Extracted text =
# Upgrade on a budget



## InfamousBadger (23/10/14)

Hi

I'm just thinking out loud, I'd appreciate some advice/tips.

Been looking to upgrade to a VV battery from my beginner eGo CE4 kit. I'm currently a student, so budget is a bit tight, I'm looking to spend around R300 - R400.

I've had a long look around, found a deal for 2 EVOD VV 1000MaH spinners for R260 brand new out the box. Watched a few youTube reviews of them, they seem pretty solid, no complaints. I've heard really good things about the Vision Spinner 2, but I'm put off having to wait 6+ hours for it to charge, then going back to these near-dead eGos of mine.

So I figure, I go for these as a temp upgrade while I save up for something like an iTaste MVP. I'm just concerned whether these EVODs are too good to be true. I've looked at the Fasttech and Kanger websites, the price seems about right. Is there anything I should look out for?

Thanks


----------



## Silver (23/10/14)

InfamousBadger said:


> Hi
> 
> I'm just thinking out loud, I'd appreciate some advice/tips.
> 
> ...



Welcome @InfamousBadger 
Where did you find this deal for the two VV batts for R260?


----------



## InfamousBadger (23/10/14)

Place in Randburg called vapes...don't know if I can post links or not.


----------



## WHeunis (23/10/14)

Sounds like clones.
I would not recommend clone batteries.

A clone mod, with authentic batteries, sure!
But as these types of things dont have removable batteries, youre stuck with what you get. And if that is clone/bad quality, you are risking your own safety.

Reactions: Like 2


----------



## Silver (23/10/14)

InfamousBadger said:


> Place in Randburg called vapes...don't know if I can post links or not.



If its the same Vapes that was on here before, there was an unfortunate incident where someone that ordered some equipment from Vapes didnt get it for a very long time. There were issues with that order that involved importing directly from China. 

If you are planning on doing this, make sure you feel comfortable dealing with the other party. 

I would rather go for one of the more well known retailers on this forum

I know you are trying to save some cash but rather spend a little bit more if you can and get something that is not questionable. I cannot vouch for those twin VV batts for R260. Personally that sounds like something suspect.

Reactions: Like 1 | Agree 1


----------



## InfamousBadger (23/10/14)

Yeah, figured they were not the real deal, I was just unsure because the pictures were misleading. I know anyone can post pics of anything, but still, though it was worth a look-in. Thanks for the advice  I found another place selling genuine Kangertech Evod VV (these I'm sure are genuine). I think I'll start there for now.

Required task 1 = In the forum thread, how much does InfamousBadger say they are looking to spend on the upgrade?
Required task 2 = Return the passage of the forum thread starting with "Been looking to" and going on through "R300 - R400.".

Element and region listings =
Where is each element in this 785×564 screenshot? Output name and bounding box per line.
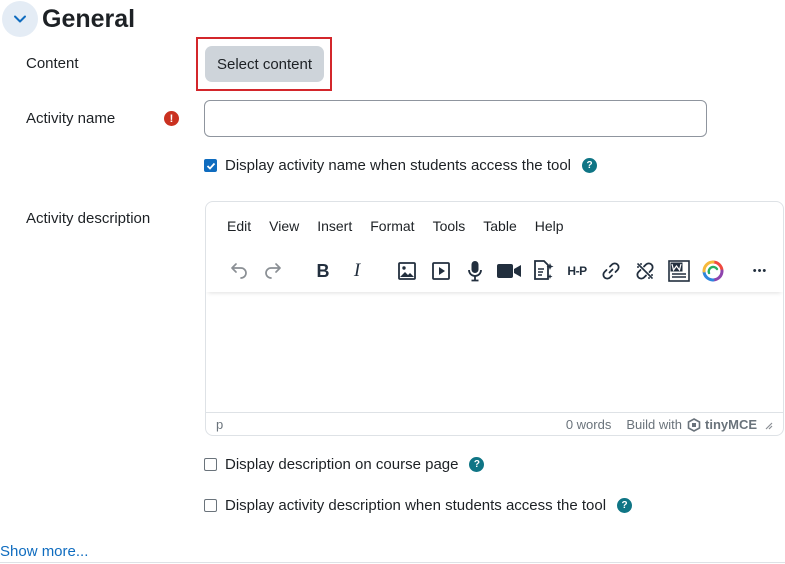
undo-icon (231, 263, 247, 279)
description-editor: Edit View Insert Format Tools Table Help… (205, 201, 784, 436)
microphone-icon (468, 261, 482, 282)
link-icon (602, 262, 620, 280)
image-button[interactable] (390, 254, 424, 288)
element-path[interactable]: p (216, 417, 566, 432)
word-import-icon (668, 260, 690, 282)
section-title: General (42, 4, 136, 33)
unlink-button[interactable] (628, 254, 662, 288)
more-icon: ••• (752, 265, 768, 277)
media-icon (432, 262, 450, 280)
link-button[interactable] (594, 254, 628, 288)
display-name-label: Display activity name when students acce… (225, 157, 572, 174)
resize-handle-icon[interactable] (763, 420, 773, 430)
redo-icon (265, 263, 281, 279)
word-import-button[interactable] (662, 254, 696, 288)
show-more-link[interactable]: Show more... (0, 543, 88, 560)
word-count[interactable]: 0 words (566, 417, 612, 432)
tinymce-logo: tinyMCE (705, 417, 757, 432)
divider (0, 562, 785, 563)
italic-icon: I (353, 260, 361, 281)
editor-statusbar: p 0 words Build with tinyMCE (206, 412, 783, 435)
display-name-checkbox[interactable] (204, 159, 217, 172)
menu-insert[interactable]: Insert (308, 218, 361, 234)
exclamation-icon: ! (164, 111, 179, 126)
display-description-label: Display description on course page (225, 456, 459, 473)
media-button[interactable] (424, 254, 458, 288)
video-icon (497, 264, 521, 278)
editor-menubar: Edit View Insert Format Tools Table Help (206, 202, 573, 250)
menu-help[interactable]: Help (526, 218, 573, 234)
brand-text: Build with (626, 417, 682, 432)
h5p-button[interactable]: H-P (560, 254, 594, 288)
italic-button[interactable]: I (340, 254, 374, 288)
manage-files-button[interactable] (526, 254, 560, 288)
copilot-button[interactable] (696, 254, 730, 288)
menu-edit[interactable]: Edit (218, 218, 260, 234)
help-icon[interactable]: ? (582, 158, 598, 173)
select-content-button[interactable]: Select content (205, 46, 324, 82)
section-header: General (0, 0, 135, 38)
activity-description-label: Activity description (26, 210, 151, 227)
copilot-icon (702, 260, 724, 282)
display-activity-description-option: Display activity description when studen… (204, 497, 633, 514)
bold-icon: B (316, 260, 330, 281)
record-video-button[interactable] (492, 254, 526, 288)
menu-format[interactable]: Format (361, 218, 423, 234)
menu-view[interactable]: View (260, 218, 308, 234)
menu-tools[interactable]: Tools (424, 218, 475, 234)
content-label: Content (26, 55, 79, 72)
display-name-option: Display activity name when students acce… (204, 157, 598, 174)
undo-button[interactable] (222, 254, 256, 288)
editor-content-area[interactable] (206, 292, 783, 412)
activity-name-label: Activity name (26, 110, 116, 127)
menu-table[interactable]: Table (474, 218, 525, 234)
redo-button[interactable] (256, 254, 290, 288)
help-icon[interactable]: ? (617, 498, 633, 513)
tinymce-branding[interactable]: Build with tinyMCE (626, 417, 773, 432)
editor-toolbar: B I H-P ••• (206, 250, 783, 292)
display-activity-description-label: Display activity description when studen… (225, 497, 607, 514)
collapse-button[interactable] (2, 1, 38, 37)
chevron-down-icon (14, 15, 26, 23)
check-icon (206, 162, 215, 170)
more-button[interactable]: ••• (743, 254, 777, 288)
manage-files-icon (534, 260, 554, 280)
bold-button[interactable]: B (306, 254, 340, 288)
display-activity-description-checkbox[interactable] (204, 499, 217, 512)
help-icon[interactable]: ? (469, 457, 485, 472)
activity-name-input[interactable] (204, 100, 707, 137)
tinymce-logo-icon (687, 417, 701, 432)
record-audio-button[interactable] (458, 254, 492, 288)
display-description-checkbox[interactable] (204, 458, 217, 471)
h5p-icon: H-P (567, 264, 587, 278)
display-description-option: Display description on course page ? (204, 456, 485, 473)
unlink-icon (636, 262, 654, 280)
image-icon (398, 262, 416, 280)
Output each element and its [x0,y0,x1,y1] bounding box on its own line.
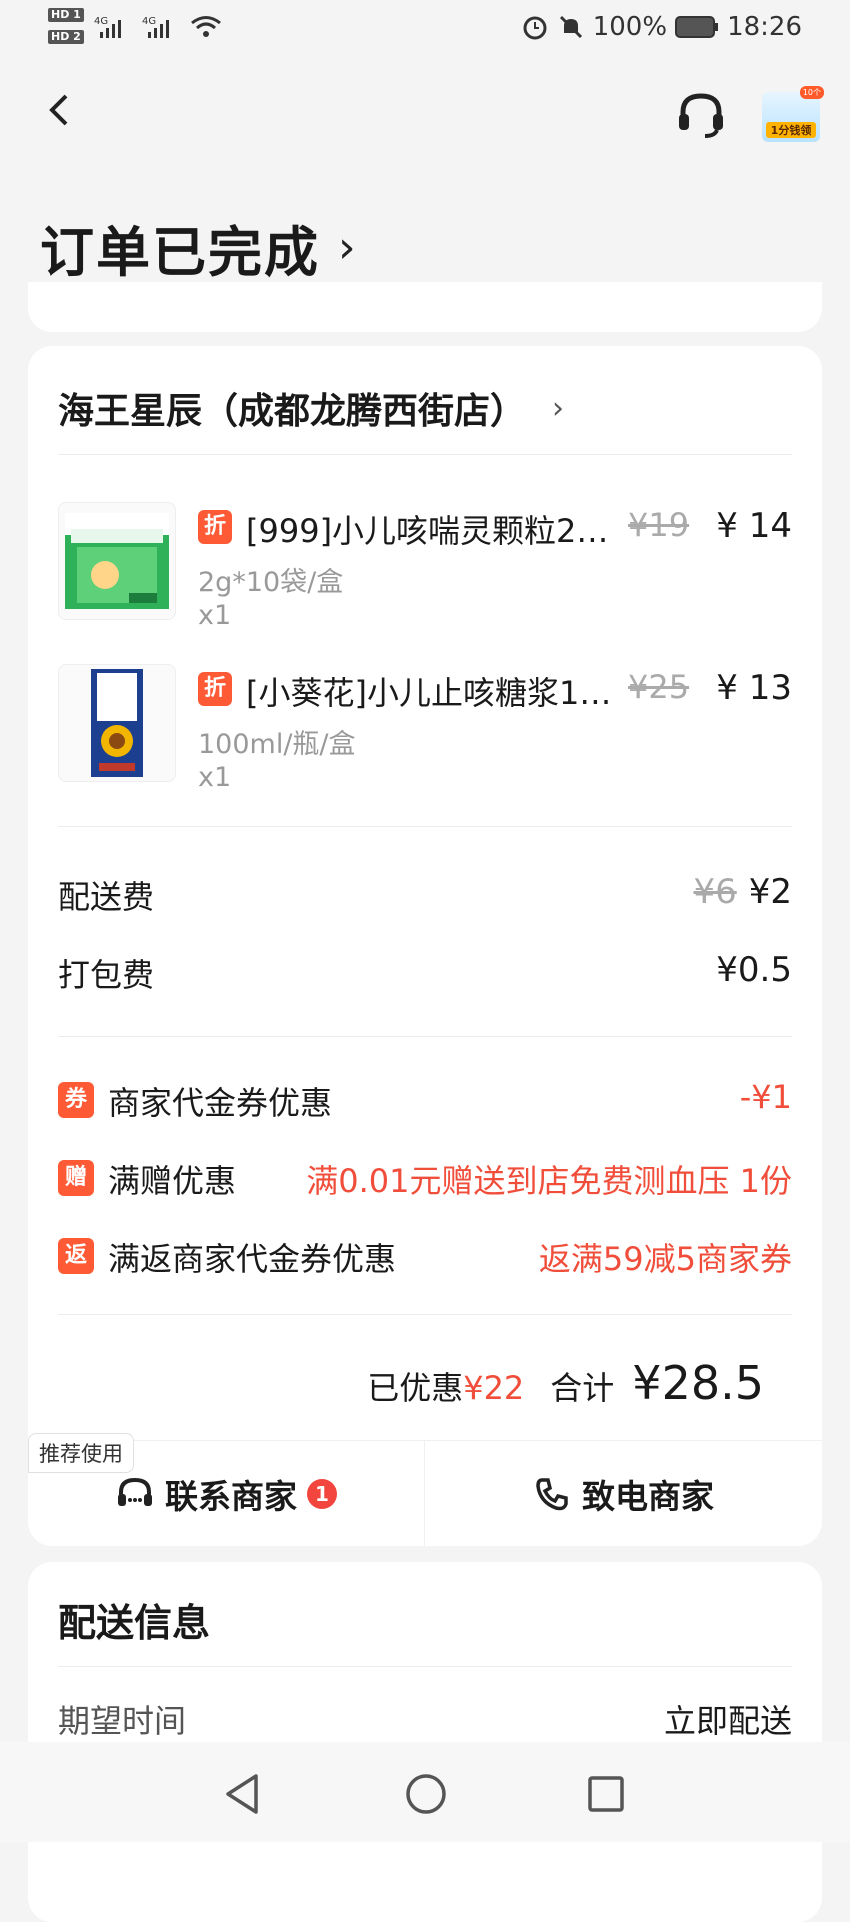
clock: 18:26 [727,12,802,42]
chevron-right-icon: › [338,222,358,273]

Correct output 1 = Around R300 to R400.

Correct output 2 =
Been looking to upgrade to a VV battery from my beginner eGo CE4 kit. I'm currently a student, so budget is a bit tight, I'm looking to spend around R300 - R400.